• **Exercise prompt**:
Repeat the lines below exactly as they appear, but leave out the images.

[Extracted data entries]
++++++++++++++++++++
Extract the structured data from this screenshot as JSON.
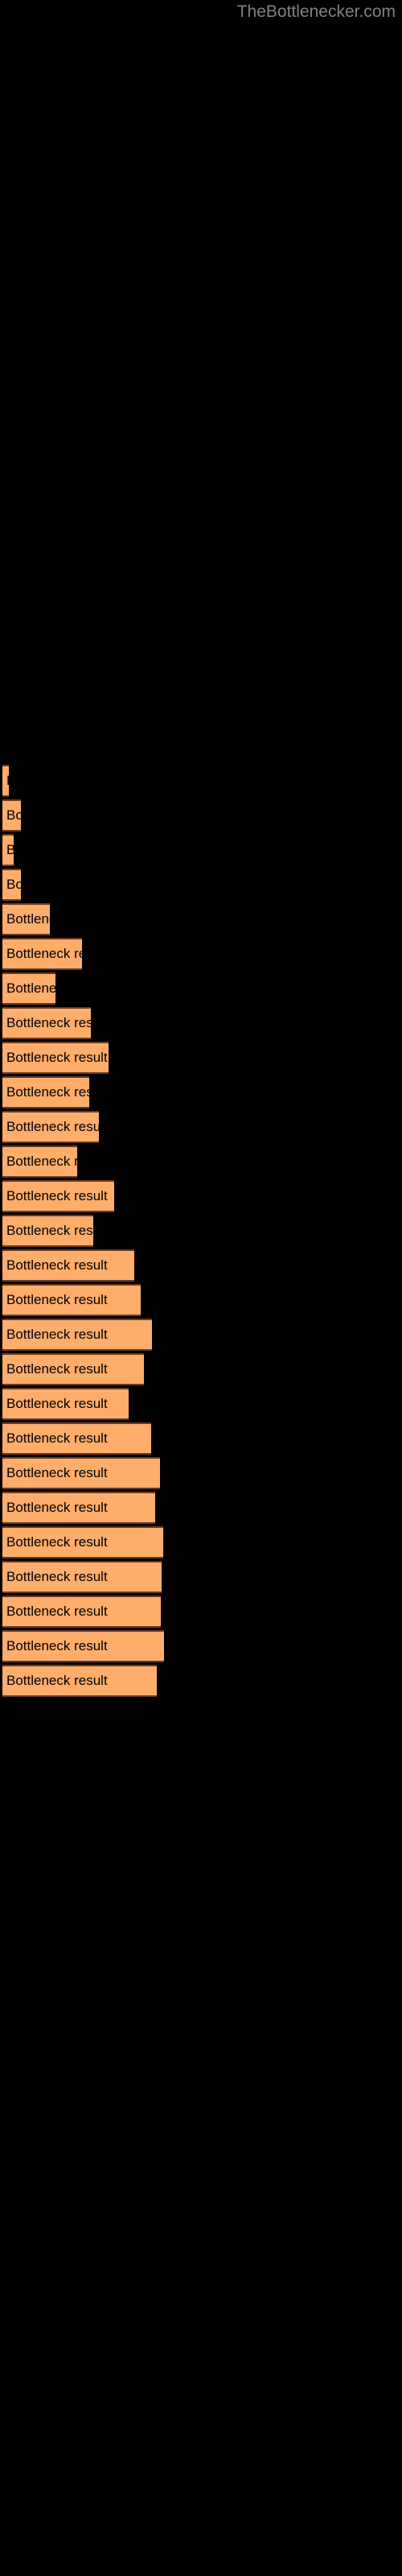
{
  "watermark": "TheBottlenecker.com",
  "colors": {
    "background": "#000000",
    "bar_fill": "#ffad6b",
    "bar_stroke": "#6b3a1e",
    "label_text": "#000000",
    "watermark_text": "#808080"
  },
  "chart_data": {
    "type": "bar",
    "orientation": "horizontal",
    "title": "",
    "subtitle": "",
    "xlabel": "",
    "ylabel": "",
    "grid": false,
    "legend": null,
    "xlim": [
      0,
      500
    ],
    "bar_label_text": "Bottleneck result",
    "categories": [
      "Bottleneck result",
      "Bottleneck result",
      "Bottleneck result",
      "Bottleneck result",
      "Bottleneck result",
      "Bottleneck result",
      "Bottleneck result",
      "Bottleneck result",
      "Bottleneck result",
      "Bottleneck result",
      "Bottleneck result",
      "Bottleneck result",
      "Bottleneck result",
      "Bottleneck result",
      "Bottleneck result",
      "Bottleneck result",
      "Bottleneck result",
      "Bottleneck result",
      "Bottleneck result",
      "Bottleneck result",
      "Bottleneck result",
      "Bottleneck result",
      "Bottleneck result",
      "Bottleneck result",
      "Bottleneck result",
      "Bottleneck result",
      "Bottleneck result"
    ],
    "values": [
      8,
      23,
      14,
      23,
      59,
      99,
      66,
      110,
      132,
      108,
      120,
      93,
      139,
      113,
      164,
      172,
      186,
      176,
      157,
      185,
      196,
      190,
      200,
      198,
      197,
      201,
      192
    ],
    "bar_tops": [
      950,
      993,
      1036,
      1079,
      1122,
      1165,
      1208,
      1251,
      1294,
      1337,
      1380,
      1423,
      1466,
      1509,
      1552,
      1595,
      1638,
      1681,
      1724,
      1767,
      1810,
      1853,
      1896,
      1939,
      1982,
      2025,
      2068
    ]
  }
}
++++++++++++++++++++
• **Answer below**:
Extract the structured data from this screenshot as JSON.
{
  "watermark": "TheBottlenecker.com",
  "colors": {
    "background": "#000000",
    "bar_fill": "#ffad6b",
    "bar_stroke": "#6b3a1e",
    "label_text": "#000000",
    "watermark_text": "#808080"
  },
  "chart_data": {
    "type": "bar",
    "orientation": "horizontal",
    "title": "",
    "subtitle": "",
    "xlabel": "",
    "ylabel": "",
    "grid": false,
    "legend": null,
    "xlim": [
      0,
      500
    ],
    "bar_label_text": "Bottleneck result",
    "categories": [
      "Bottleneck result",
      "Bottleneck result",
      "Bottleneck result",
      "Bottleneck result",
      "Bottleneck result",
      "Bottleneck result",
      "Bottleneck result",
      "Bottleneck result",
      "Bottleneck result",
      "Bottleneck result",
      "Bottleneck result",
      "Bottleneck result",
      "Bottleneck result",
      "Bottleneck result",
      "Bottleneck result",
      "Bottleneck result",
      "Bottleneck result",
      "Bottleneck result",
      "Bottleneck result",
      "Bottleneck result",
      "Bottleneck result",
      "Bottleneck result",
      "Bottleneck result",
      "Bottleneck result",
      "Bottleneck result",
      "Bottleneck result",
      "Bottleneck result"
    ],
    "values": [
      8,
      23,
      14,
      23,
      59,
      99,
      66,
      110,
      132,
      108,
      120,
      93,
      139,
      113,
      164,
      172,
      186,
      176,
      157,
      185,
      196,
      190,
      200,
      198,
      197,
      201,
      192
    ],
    "bar_tops": [
      950,
      993,
      1036,
      1079,
      1122,
      1165,
      1208,
      1251,
      1294,
      1337,
      1380,
      1423,
      1466,
      1509,
      1552,
      1595,
      1638,
      1681,
      1724,
      1767,
      1810,
      1853,
      1896,
      1939,
      1982,
      2025,
      2068
    ]
  }
}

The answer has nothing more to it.